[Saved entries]
##########

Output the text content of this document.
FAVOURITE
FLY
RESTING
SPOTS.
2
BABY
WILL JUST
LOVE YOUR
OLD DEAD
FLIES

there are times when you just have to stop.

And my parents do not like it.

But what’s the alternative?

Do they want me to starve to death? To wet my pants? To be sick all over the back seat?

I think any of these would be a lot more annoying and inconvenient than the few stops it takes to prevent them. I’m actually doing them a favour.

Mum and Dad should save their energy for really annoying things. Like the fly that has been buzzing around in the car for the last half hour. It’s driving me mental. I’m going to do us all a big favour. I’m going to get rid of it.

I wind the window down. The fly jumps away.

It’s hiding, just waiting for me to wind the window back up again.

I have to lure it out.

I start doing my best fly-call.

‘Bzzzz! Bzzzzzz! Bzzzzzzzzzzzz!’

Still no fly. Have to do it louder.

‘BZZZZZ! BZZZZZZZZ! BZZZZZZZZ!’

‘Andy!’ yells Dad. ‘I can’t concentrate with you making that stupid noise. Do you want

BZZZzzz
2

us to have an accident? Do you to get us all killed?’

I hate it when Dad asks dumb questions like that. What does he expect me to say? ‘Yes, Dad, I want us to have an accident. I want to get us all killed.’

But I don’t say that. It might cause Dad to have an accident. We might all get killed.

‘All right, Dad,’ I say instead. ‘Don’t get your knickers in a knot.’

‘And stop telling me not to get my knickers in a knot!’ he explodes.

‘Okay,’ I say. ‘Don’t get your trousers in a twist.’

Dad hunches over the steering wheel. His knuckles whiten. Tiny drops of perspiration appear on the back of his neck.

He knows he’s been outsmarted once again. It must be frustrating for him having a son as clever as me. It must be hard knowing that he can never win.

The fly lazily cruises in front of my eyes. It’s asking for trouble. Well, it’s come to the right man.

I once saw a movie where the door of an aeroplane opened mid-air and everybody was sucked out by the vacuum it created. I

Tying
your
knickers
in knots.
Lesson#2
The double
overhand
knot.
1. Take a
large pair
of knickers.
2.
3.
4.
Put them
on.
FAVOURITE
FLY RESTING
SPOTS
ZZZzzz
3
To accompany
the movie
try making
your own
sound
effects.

##########

### OBJECTIVE
Retype every entry above, word for word.

### PROBLEM SOLUTION
Output the text content of this document.
FAVOURITE
FLY
RESTING
SPOTS.
2
BABY
WILL JUST
LOVE YOUR
OLD DEAD
FLIES

there are times when you just have to stop.

And my parents do not like it.

But what’s the alternative?

Do they want me to starve to death? To wet my pants? To be sick all over the back seat?

I think any of these would be a lot more annoying and inconvenient than the few stops it takes to prevent them. I’m actually doing them a favour.

Mum and Dad should save their energy for really annoying things. Like the fly that has been buzzing around in the car for the last half hour. It’s driving me mental. I’m going to do us all a big favour. I’m going to get rid of it.

I wind the window down. The fly jumps away.

It’s hiding, just waiting for me to wind the window back up again.

I have to lure it out.

I start doing my best fly-call.

‘Bzzzz! Bzzzzzz! Bzzzzzzzzzzzz!’

Still no fly. Have to do it louder.

‘BZZZZZ! BZZZZZZZZ! BZZZZZZZZ!’

‘Andy!’ yells Dad. ‘I can’t concentrate with you making that stupid noise. Do you want

BZZZzzz
2

us to have an accident? Do you to get us all killed?’

I hate it when Dad asks dumb questions like that. What does he expect me to say? ‘Yes, Dad, I want us to have an accident. I want to get us all killed.’

But I don’t say that. It might cause Dad to have an accident. We might all get killed.

‘All right, Dad,’ I say instead. ‘Don’t get your knickers in a knot.’

‘And stop telling me not to get my knickers in a knot!’ he explodes.

‘Okay,’ I say. ‘Don’t get your trousers in a twist.’

Dad hunches over the steering wheel. His knuckles whiten. Tiny drops of perspiration appear on the back of his neck.

He knows he’s been outsmarted once again. It must be frustrating for him having a son as clever as me. It must be hard knowing that he can never win.

The fly lazily cruises in front of my eyes. It’s asking for trouble. Well, it’s come to the right man.

I once saw a movie where the door of an aeroplane opened mid-air and everybody was sucked out by the vacuum it created. I

Tying
your
knickers
in knots.
Lesson#2
The double
overhand
knot.
1. Take a
large pair
of knickers.
2.
3.
4.
Put them
on.
FAVOURITE
FLY RESTING
SPOTS
ZZZzzz
3
To accompany
the movie
try making
your own
sound
effects.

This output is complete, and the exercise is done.